» **Supplied text**:
========

Something is happening in the world of public policy and it ought to be happening within learning and development. Earlier this year, the government’s “Behavioural Insights Team” opened their report with something that should be learnt from and used to transform the way in which we evaluate training:
‘Randomised controlled trials (RCTs) are the best way of determining whether a policy is working…[but] RCTs are not routinely used to test the effectiveness of public policy interventions in the UK. We think that they should be.’
I’d like to second this and add that randomised control trials should be used to test the effectiveness of training interventions – whether online, in the classroom, virtual or otherwise. In learning and development, resources are tight and people need to know what works.
More and more we’re seeing clients, industry professionals and industry bodies like the Learning and Performance Institute requesting that vendors provide rigorous and demonstrable proof of the effectiveness of training. Quite rightly, there isn’t one category in either the E-learning Age or the LPI’s learning awards that doesn’t ask entrants to provide some measure of demonstrable performance improvement or return on investment.

========

[Dataset entries]
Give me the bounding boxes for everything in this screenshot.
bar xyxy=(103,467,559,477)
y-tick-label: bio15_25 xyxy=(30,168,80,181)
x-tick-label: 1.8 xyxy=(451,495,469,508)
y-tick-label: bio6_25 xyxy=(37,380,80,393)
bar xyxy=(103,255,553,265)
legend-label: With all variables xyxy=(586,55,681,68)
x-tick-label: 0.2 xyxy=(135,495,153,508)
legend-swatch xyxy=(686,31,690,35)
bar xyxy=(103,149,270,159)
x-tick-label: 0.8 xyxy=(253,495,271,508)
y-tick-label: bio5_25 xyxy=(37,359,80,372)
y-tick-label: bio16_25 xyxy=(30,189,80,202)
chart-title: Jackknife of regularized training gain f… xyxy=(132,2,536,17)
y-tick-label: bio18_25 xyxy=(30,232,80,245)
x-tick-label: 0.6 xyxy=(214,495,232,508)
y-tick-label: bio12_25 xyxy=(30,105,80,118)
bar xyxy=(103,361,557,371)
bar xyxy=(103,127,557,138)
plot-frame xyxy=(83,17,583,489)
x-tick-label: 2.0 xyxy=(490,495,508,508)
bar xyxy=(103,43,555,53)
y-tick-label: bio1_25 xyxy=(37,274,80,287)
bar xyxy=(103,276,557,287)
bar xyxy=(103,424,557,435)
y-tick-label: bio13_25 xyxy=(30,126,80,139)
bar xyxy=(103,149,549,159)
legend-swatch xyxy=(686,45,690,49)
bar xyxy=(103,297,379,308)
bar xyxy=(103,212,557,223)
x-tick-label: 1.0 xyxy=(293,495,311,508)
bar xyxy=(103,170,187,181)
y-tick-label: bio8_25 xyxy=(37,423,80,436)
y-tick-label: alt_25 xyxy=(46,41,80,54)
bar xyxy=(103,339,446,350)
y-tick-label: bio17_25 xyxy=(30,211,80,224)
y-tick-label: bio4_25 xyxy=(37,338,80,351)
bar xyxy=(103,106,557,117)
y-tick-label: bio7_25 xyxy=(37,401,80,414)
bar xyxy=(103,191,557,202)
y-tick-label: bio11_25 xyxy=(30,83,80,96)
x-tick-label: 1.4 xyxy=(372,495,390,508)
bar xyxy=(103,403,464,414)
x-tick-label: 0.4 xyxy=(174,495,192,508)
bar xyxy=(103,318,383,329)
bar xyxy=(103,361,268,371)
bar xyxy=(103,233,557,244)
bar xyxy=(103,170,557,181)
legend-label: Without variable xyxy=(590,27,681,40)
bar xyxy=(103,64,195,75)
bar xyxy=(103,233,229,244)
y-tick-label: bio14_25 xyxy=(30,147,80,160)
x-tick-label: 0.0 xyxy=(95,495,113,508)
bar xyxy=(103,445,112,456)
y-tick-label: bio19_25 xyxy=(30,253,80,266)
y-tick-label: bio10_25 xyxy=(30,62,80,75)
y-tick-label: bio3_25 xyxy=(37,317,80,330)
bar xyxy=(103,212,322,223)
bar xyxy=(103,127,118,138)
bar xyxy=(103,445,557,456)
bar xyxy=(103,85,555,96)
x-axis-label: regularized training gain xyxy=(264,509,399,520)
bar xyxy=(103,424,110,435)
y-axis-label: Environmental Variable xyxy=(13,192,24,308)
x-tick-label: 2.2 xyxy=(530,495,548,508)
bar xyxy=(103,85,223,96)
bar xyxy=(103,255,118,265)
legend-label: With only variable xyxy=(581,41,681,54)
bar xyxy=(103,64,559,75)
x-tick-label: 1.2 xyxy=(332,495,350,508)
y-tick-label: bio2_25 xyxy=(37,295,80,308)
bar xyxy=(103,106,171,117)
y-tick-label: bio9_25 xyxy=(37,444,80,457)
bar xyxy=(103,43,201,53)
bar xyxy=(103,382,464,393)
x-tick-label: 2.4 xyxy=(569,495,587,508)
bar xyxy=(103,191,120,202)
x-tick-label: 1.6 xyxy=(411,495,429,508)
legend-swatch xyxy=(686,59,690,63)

========

» **Exercise aim**: The text about randomized controlled trials in training names who is asking vendors for rigorous proof that training works. List all of them.

» **Exercise solution**:
- Clients
- Industry professionals
- Industry bodies, such as the Learning and Performance Institute